** START OF The records **
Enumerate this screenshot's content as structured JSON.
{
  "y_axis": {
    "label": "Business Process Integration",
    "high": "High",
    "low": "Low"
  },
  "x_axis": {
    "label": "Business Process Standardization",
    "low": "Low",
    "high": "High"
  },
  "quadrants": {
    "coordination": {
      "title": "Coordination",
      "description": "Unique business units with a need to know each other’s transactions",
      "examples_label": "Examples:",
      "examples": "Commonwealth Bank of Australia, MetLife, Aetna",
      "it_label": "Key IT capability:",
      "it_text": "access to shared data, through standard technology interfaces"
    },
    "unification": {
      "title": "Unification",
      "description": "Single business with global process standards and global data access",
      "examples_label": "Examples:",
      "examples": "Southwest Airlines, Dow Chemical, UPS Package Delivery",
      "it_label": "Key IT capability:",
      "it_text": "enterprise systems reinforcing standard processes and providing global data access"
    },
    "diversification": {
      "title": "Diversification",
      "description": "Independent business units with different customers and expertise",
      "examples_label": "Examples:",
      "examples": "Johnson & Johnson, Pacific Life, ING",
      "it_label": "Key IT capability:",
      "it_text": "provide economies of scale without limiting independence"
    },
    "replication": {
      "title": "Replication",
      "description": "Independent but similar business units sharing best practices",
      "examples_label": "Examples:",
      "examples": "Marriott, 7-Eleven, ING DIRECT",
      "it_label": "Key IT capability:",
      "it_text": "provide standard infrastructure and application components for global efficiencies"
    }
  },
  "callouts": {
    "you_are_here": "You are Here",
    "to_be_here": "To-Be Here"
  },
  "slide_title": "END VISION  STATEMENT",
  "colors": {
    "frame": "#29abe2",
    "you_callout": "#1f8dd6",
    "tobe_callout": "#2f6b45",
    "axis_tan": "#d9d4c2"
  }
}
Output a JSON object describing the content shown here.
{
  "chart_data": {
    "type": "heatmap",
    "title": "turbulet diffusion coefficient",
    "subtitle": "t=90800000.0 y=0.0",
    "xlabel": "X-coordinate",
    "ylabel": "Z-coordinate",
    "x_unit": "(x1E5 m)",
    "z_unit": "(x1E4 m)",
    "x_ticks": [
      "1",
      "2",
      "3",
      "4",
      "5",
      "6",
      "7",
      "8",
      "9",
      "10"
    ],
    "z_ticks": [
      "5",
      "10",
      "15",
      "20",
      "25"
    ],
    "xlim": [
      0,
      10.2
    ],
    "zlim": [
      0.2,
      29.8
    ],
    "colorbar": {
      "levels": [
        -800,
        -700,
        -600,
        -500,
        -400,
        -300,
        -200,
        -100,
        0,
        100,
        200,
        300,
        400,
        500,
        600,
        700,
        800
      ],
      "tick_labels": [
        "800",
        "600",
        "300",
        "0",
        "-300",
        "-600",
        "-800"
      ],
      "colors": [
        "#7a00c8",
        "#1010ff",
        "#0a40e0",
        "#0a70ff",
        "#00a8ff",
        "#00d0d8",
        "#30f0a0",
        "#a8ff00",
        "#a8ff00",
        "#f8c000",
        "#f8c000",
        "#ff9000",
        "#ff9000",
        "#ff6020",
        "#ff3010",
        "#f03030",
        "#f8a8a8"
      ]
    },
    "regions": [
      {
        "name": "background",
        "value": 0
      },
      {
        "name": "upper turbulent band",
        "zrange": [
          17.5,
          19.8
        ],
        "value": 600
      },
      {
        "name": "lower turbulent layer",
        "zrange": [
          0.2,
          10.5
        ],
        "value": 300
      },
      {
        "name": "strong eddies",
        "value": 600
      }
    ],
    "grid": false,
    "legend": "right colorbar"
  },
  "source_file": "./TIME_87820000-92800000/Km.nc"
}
** END OF The records **
## Task
Show the lines of the data that hold the word "coordinate".

## Worked solution
    "xlabel": "X-coordinate",
    "ylabel": "Z-coordinate",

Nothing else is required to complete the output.